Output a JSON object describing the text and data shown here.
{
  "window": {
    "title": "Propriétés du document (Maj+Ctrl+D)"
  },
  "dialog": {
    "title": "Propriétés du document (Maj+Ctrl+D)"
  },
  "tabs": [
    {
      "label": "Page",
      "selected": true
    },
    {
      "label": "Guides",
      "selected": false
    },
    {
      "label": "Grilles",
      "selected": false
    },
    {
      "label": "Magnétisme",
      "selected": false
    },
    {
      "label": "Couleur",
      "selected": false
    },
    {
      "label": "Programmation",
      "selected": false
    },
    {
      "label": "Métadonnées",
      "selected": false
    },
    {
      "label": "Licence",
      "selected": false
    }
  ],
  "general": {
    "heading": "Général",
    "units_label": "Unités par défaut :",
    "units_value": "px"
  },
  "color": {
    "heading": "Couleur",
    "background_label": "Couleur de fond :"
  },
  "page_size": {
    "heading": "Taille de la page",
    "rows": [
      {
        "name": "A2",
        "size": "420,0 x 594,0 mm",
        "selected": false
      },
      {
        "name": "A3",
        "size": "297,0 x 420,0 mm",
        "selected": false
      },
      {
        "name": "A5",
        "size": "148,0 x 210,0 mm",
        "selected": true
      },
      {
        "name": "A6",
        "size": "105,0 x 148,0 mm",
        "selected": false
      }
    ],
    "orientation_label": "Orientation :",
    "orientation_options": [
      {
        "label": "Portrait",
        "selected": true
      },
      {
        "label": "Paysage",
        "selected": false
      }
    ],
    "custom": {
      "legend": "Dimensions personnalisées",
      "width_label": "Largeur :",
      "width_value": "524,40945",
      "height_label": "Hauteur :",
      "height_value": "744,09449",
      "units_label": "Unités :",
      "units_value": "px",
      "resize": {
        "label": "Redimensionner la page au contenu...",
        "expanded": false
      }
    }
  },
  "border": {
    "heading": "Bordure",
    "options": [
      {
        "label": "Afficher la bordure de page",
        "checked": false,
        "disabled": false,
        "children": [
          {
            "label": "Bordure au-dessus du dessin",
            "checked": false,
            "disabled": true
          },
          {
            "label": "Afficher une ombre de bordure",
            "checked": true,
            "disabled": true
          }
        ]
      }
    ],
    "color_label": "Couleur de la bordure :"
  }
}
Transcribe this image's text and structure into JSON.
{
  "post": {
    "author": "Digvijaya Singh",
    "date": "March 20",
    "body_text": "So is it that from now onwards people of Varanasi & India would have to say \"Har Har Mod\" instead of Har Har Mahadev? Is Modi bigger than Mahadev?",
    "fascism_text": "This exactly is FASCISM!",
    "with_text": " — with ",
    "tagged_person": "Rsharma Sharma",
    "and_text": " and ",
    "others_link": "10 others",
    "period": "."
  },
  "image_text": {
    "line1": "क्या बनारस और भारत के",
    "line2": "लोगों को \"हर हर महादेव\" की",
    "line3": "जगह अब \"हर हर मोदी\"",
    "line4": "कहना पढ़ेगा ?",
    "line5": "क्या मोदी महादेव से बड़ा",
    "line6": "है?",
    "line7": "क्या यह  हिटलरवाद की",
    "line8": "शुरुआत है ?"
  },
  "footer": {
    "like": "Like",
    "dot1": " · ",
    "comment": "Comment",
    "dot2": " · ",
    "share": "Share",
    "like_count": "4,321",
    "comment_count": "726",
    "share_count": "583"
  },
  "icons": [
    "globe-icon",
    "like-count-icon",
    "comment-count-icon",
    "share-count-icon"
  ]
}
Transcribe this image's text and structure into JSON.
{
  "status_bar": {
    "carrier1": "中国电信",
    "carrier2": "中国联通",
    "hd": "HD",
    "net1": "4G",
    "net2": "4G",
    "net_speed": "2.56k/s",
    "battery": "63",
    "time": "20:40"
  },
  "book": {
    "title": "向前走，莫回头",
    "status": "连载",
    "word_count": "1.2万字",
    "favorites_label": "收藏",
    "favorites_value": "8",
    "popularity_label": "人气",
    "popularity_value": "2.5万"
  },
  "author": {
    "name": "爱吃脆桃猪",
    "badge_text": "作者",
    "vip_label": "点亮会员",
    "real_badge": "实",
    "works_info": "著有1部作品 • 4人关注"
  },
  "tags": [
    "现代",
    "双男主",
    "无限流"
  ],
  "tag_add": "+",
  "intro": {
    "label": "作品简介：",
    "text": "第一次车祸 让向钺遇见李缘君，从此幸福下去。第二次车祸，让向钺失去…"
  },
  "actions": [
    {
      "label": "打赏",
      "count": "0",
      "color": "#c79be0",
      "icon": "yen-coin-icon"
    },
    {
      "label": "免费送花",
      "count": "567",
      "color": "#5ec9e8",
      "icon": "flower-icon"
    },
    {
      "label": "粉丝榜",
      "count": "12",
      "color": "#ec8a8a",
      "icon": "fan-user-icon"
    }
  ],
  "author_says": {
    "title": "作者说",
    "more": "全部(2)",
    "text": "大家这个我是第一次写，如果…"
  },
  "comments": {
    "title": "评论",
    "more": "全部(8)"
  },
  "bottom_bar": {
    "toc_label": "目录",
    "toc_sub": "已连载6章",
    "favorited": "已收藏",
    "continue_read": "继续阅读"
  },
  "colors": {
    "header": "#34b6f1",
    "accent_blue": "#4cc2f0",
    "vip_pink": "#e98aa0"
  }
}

◇ ◇ ◇ ◇ ◇

[Goal]:
Take the records above and return them exactly as written.

[Result for this exercise]:
Output a JSON object describing the text and data shown here.
{
  "window": {
    "title": "Propriétés du document (Maj+Ctrl+D)"
  },
  "dialog": {
    "title": "Propriétés du document (Maj+Ctrl+D)"
  },
  "tabs": [
    {
      "label": "Page",
      "selected": true
    },
    {
      "label": "Guides",
      "selected": false
    },
    {
      "label": "Grilles",
      "selected": false
    },
    {
      "label": "Magnétisme",
      "selected": false
    },
    {
      "label": "Couleur",
      "selected": false
    },
    {
      "label": "Programmation",
      "selected": false
    },
    {
      "label": "Métadonnées",
      "selected": false
    },
    {
      "label": "Licence",
      "selected": false
    }
  ],
  "general": {
    "heading": "Général",
    "units_label": "Unités par défaut :",
    "units_value": "px"
  },
  "color": {
    "heading": "Couleur",
    "background_label": "Couleur de fond :"
  },
  "page_size": {
    "heading": "Taille de la page",
    "rows": [
      {
        "name": "A2",
        "size": "420,0 x 594,0 mm",
        "selected": false
      },
      {
        "name": "A3",
        "size": "297,0 x 420,0 mm",
        "selected": false
      },
      {
        "name": "A5",
        "size": "148,0 x 210,0 mm",
        "selected": true
      },
      {
        "name": "A6",
        "size": "105,0 x 148,0 mm",
        "selected": false
      }
    ],
    "orientation_label": "Orientation :",
    "orientation_options": [
      {
        "label": "Portrait",
        "selected": true
      },
      {
        "label": "Paysage",
        "selected": false
      }
    ],
    "custom": {
      "legend": "Dimensions personnalisées",
      "width_label": "Largeur :",
      "width_value": "524,40945",
      "height_label": "Hauteur :",
      "height_value": "744,09449",
      "units_label": "Unités :",
      "units_value": "px",
      "resize": {
        "label": "Redimensionner la page au contenu...",
        "expanded": false
      }
    }
  },
  "border": {
    "heading": "Bordure",
    "options": [
      {
        "label": "Afficher la bordure de page",
        "checked": false,
        "disabled": false,
        "children": [
          {
            "label": "Bordure au-dessus du dessin",
            "checked": false,
            "disabled": true
          },
          {
            "label": "Afficher une ombre de bordure",
            "checked": true,
            "disabled": true
          }
        ]
      }
    ],
    "color_label": "Couleur de la bordure :"
  }
}
Transcribe this image's text and structure into JSON.
{
  "post": {
    "author": "Digvijaya Singh",
    "date": "March 20",
    "body_text": "So is it that from now onwards people of Varanasi & India would have to say \"Har Har Mod\" instead of Har Har Mahadev? Is Modi bigger than Mahadev?",
    "fascism_text": "This exactly is FASCISM!",
    "with_text": " — with ",
    "tagged_person": "Rsharma Sharma",
    "and_text": " and ",
    "others_link": "10 others",
    "period": "."
  },
  "image_text": {
    "line1": "क्या बनारस और भारत के",
    "line2": "लोगों को \"हर हर महादेव\" की",
    "line3": "जगह अब \"हर हर मोदी\"",
    "line4": "कहना पढ़ेगा ?",
    "line5": "क्या मोदी महादेव से बड़ा",
    "line6": "है?",
    "line7": "क्या यह  हिटलरवाद की",
    "line8": "शुरुआत है ?"
  },
  "footer": {
    "like": "Like",
    "dot1": " · ",
    "comment": "Comment",
    "dot2": " · ",
    "share": "Share",
    "like_count": "4,321",
    "comment_count": "726",
    "share_count": "583"
  },
  "icons": [
    "globe-icon",
    "like-count-icon",
    "comment-count-icon",
    "share-count-icon"
  ]
}
Transcribe this image's text and structure into JSON.
{
  "status_bar": {
    "carrier1": "中国电信",
    "carrier2": "中国联通",
    "hd": "HD",
    "net1": "4G",
    "net2": "4G",
    "net_speed": "2.56k/s",
    "battery": "63",
    "time": "20:40"
  },
  "book": {
    "title": "向前走，莫回头",
    "status": "连载",
    "word_count": "1.2万字",
    "favorites_label": "收藏",
    "favorites_value": "8",
    "popularity_label": "人气",
    "popularity_value": "2.5万"
  },
  "author": {
    "name": "爱吃脆桃猪",
    "badge_text": "作者",
    "vip_label": "点亮会员",
    "real_badge": "实",
    "works_info": "著有1部作品 • 4人关注"
  },
  "tags": [
    "现代",
    "双男主",
    "无限流"
  ],
  "tag_add": "+",
  "intro": {
    "label": "作品简介：",
    "text": "第一次车祸 让向钺遇见李缘君，从此幸福下去。第二次车祸，让向钺失去…"
  },
  "actions": [
    {
      "label": "打赏",
      "count": "0",
      "color": "#c79be0",
      "icon": "yen-coin-icon"
    },
    {
      "label": "免费送花",
      "count": "567",
      "color": "#5ec9e8",
      "icon": "flower-icon"
    },
    {
      "label": "粉丝榜",
      "count": "12",
      "color": "#ec8a8a",
      "icon": "fan-user-icon"
    }
  ],
  "author_says": {
    "title": "作者说",
    "more": "全部(2)",
    "text": "大家这个我是第一次写，如果…"
  },
  "comments": {
    "title": "评论",
    "more": "全部(8)"
  },
  "bottom_bar": {
    "toc_label": "目录",
    "toc_sub": "已连载6章",
    "favorited": "已收藏",
    "continue_read": "继续阅读"
  },
  "colors": {
    "header": "#34b6f1",
    "accent_blue": "#4cc2f0",
    "vip_pink": "#e98aa0"
  }
}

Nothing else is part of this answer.